__AIM__.
Show all lines of the listing that hold the word "title".

__Entries with figure data__.
(begin)
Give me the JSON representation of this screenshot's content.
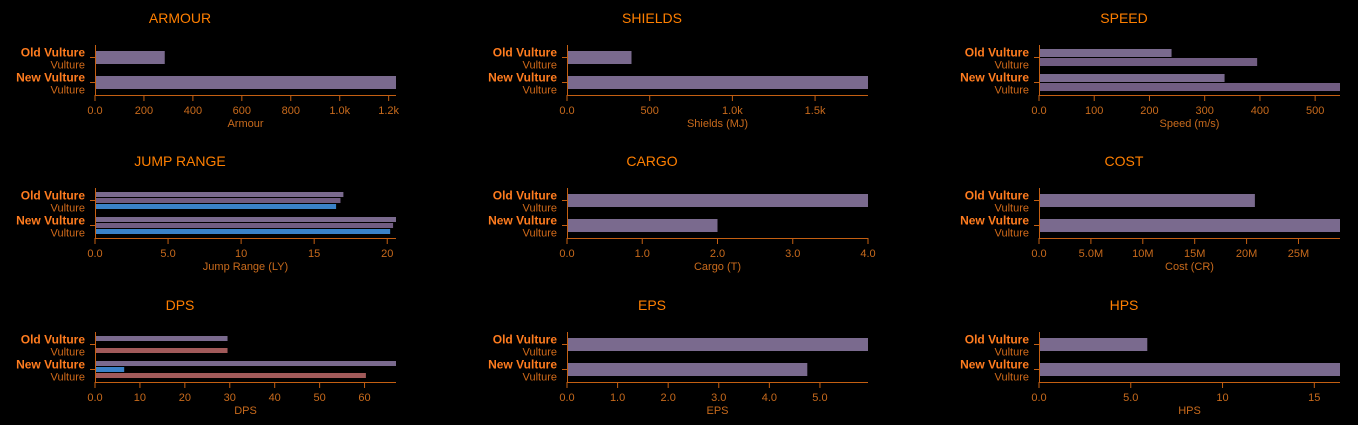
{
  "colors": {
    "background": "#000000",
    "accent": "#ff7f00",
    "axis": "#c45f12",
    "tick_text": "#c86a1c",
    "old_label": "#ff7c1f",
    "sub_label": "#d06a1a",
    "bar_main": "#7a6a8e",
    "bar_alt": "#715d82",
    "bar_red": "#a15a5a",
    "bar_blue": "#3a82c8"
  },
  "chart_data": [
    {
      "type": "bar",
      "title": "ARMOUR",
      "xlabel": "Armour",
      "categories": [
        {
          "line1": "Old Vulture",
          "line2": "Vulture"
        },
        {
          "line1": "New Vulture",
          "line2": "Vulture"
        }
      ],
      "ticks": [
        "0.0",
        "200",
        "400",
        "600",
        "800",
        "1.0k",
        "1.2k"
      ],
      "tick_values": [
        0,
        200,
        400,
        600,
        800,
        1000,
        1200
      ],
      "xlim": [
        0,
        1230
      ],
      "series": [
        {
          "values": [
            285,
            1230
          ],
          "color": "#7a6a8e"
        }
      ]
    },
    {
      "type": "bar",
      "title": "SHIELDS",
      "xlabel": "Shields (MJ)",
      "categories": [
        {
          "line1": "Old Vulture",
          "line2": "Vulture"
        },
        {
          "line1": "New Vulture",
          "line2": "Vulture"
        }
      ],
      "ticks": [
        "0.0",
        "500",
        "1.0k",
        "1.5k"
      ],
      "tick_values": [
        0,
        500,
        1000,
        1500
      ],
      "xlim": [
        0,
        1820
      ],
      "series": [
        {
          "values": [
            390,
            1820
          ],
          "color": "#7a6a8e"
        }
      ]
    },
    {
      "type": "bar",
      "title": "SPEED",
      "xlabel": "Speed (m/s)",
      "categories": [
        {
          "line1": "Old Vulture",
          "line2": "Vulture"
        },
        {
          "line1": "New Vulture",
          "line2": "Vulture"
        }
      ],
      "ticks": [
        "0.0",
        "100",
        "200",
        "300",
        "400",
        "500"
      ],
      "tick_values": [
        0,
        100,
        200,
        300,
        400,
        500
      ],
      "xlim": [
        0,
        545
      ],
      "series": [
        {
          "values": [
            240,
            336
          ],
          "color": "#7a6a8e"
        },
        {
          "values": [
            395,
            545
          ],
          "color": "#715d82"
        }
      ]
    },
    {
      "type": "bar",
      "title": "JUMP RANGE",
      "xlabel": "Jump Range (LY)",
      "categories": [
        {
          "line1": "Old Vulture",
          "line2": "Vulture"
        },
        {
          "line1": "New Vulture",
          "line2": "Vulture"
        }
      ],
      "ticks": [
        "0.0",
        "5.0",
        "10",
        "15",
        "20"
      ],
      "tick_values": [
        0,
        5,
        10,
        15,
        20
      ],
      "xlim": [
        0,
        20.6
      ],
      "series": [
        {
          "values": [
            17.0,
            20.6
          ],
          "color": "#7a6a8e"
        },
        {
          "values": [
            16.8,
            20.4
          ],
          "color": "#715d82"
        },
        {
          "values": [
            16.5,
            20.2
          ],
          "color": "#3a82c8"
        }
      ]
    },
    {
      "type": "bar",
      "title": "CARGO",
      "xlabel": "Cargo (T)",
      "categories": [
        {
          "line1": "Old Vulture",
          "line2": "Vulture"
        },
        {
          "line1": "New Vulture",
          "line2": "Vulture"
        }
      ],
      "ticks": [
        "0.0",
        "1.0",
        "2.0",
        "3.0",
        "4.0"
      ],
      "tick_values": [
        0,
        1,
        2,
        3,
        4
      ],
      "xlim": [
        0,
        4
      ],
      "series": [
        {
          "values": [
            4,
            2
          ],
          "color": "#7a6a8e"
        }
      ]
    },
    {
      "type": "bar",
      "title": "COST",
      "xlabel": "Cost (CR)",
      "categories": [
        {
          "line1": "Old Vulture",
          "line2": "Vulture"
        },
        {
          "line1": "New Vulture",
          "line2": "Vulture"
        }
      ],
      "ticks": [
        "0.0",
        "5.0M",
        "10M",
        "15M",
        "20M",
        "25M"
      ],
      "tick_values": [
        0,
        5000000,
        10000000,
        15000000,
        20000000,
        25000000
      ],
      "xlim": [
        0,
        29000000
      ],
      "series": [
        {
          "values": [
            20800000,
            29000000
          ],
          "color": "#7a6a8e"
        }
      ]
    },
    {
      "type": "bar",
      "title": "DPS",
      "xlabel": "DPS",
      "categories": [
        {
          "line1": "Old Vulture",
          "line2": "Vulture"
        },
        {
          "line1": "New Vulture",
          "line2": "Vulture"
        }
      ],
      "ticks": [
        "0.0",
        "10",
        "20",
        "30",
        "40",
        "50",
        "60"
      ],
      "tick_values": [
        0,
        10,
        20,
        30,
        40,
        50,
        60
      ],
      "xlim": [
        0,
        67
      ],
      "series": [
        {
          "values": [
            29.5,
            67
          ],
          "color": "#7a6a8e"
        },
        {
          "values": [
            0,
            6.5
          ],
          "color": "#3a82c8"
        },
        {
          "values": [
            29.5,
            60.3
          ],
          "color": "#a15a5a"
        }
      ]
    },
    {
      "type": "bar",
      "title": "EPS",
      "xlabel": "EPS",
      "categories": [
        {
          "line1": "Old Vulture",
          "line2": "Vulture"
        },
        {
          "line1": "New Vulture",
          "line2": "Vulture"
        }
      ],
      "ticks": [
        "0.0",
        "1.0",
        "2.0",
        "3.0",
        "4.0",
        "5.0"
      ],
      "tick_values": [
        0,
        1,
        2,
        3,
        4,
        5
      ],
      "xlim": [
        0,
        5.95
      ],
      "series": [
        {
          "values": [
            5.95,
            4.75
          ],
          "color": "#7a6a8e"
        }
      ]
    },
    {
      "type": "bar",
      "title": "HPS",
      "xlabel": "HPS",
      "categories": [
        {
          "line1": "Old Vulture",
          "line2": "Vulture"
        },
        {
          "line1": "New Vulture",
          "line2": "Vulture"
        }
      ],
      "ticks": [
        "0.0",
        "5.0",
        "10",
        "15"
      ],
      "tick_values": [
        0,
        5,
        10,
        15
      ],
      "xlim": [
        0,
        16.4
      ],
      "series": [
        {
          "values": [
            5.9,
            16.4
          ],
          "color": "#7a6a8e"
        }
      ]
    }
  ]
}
(end)
__TASK RESULT__.
      "title": "ARMOUR",
      "title": "SHIELDS",
      "title": "SPEED",
      "title": "JUMP RANGE",
      "title": "CARGO",
      "title": "COST",
      "title": "DPS",
      "title": "EPS",
      "title": "HPS",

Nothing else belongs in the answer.